• [Records to process]:
------------

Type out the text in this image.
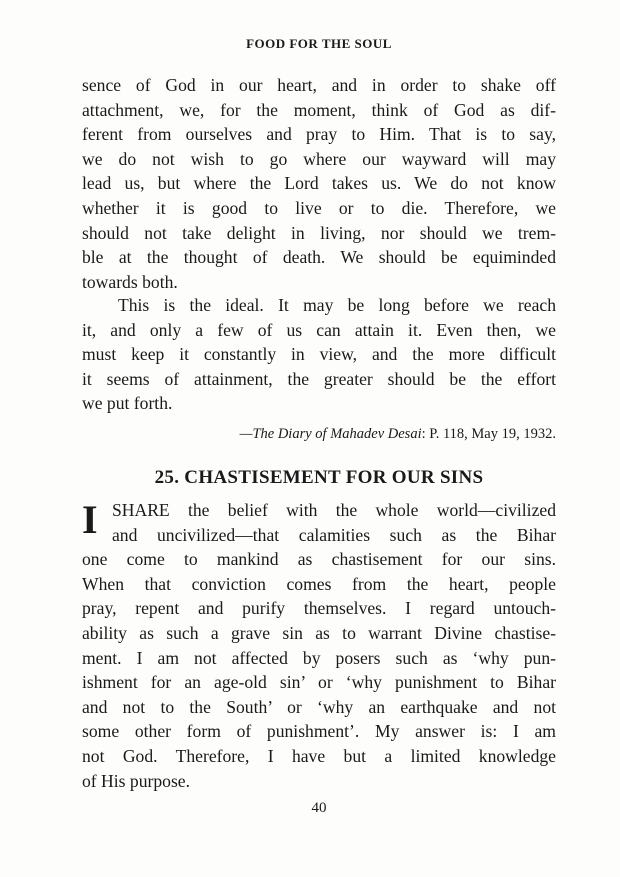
FOOD FOR THE SOUL
sence of God in our heart, and in order to shake off
attachment, we, for the moment, think of God as dif-
ferent from ourselves and pray to Him. That is to say,
we do not wish to go where our wayward will may
lead us, but where the Lord takes us. We do not know
whether it is good to live or to die. Therefore, we
should not take delight in living, nor should we trem-
ble at the thought of death. We should be equiminded
towards both.
This is the ideal. It may be long before we reach
it, and only a few of us can attain it. Even then, we
must keep it constantly in view, and the more difficult
it seems of attainment, the greater should be the effort
we put forth.
—The Diary of Mahadev Desai: P. 118, May 19, 1932.
25. CHASTISEMENT FOR OUR SINS
I SHARE the belief with the whole world—civilized
and uncivilized—that calamities such as the Bihar
one come to mankind as chastisement for our sins.
When that conviction comes from the heart, people
pray, repent and purify themselves. I regard untouch-
ability as such a grave sin as to warrant Divine chastise-
ment. I am not affected by posers such as ‘why pun-
ishment for an age-old sin’ or ‘why punishment to Bihar
and not to the South’ or ‘why an earthquake and not
some other form of punishment’. My answer is: I am
not God. Therefore, I have but a limited knowledge
of His purpose.
40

------------

• [What you need to do]: Reproduce the material word for word. Any pictures should be left out of the copy.

• [Response to the exercise]:
Type out the text in this image.
FOOD FOR THE SOUL
sence of God in our heart, and in order to shake off
attachment, we, for the moment, think of God as dif-
ferent from ourselves and pray to Him. That is to say,
we do not wish to go where our wayward will may
lead us, but where the Lord takes us. We do not know
whether it is good to live or to die. Therefore, we
should not take delight in living, nor should we trem-
ble at the thought of death. We should be equiminded
towards both.
This is the ideal. It may be long before we reach
it, and only a few of us can attain it. Even then, we
must keep it constantly in view, and the more difficult
it seems of attainment, the greater should be the effort
we put forth.
—The Diary of Mahadev Desai: P. 118, May 19, 1932.
25. CHASTISEMENT FOR OUR SINS
I SHARE the belief with the whole world—civilized
and uncivilized—that calamities such as the Bihar
one come to mankind as chastisement for our sins.
When that conviction comes from the heart, people
pray, repent and purify themselves. I regard untouch-
ability as such a grave sin as to warrant Divine chastise-
ment. I am not affected by posers such as ‘why pun-
ishment for an age-old sin’ or ‘why punishment to Bihar
and not to the South’ or ‘why an earthquake and not
some other form of punishment’. My answer is: I am
not God. Therefore, I have but a limited knowledge
of His purpose.
40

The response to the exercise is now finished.